- WHAT YOU HAVE TO DO -
Exact reproduction is required for all entries.

- GIVEN ENTRIES -
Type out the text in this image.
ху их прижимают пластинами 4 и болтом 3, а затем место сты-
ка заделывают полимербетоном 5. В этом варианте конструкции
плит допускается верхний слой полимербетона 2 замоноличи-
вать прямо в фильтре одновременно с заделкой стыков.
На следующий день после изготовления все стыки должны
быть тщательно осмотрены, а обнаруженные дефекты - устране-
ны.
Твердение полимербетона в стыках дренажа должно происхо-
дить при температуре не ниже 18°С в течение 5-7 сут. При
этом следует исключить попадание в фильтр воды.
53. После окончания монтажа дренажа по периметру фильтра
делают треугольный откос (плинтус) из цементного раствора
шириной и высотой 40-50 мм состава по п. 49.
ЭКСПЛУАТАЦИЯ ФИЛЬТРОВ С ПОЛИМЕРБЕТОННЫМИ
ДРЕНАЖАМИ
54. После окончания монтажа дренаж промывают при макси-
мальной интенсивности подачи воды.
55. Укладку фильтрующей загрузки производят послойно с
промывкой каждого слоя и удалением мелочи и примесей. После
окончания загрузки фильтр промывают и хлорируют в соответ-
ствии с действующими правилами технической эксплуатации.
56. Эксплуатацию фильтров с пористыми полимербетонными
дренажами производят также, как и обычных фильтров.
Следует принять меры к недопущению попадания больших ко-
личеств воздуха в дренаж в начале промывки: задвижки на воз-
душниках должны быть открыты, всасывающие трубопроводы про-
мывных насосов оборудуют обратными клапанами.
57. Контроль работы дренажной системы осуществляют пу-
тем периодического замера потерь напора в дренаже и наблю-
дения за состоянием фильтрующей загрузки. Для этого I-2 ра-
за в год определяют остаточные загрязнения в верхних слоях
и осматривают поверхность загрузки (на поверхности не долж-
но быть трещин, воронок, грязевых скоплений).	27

- RESPONSE -
Type out the text in this image.
ху их прижимают пластинами 4 и болтом 3, а затем место сты-
ка заделывают полимербетоном 5. В этом варианте конструкции
плит допускается верхний слой полимербетона 2 замоноличи-
вать прямо в фильтре одновременно с заделкой стыков.
На следующий день после изготовления все стыки должны
быть тщательно осмотрены, а обнаруженные дефекты - устране-
ны.
Твердение полимербетона в стыках дренажа должно происхо-
дить при температуре не ниже 18°С в течение 5-7 сут. При
этом следует исключить попадание в фильтр воды.
53. После окончания монтажа дренажа по периметру фильтра
делают треугольный откос (плинтус) из цементного раствора
шириной и высотой 40-50 мм состава по п. 49.
ЭКСПЛУАТАЦИЯ ФИЛЬТРОВ С ПОЛИМЕРБЕТОННЫМИ
ДРЕНАЖАМИ
54. После окончания монтажа дренаж промывают при макси-
мальной интенсивности подачи воды.
55. Укладку фильтрующей загрузки производят послойно с
промывкой каждого слоя и удалением мелочи и примесей. После
окончания загрузки фильтр промывают и хлорируют в соответ-
ствии с действующими правилами технической эксплуатации.
56. Эксплуатацию фильтров с пористыми полимербетонными
дренажами производят также, как и обычных фильтров.
Следует принять меры к недопущению попадания больших ко-
личеств воздуха в дренаж в начале промывки: задвижки на воз-
душниках должны быть открыты, всасывающие трубопроводы про-
мывных насосов оборудуют обратными клапанами.
57. Контроль работы дренажной системы осуществляют пу-
тем периодического замера потерь напора в дренаже и наблю-
дения за состоянием фильтрующей загрузки. Для этого I-2 ра-
за в год определяют остаточные загрязнения в верхних слоях
и осматривают поверхность загрузки (на поверхности не долж-
но быть трещин, воронок, грязевых скоплений).	27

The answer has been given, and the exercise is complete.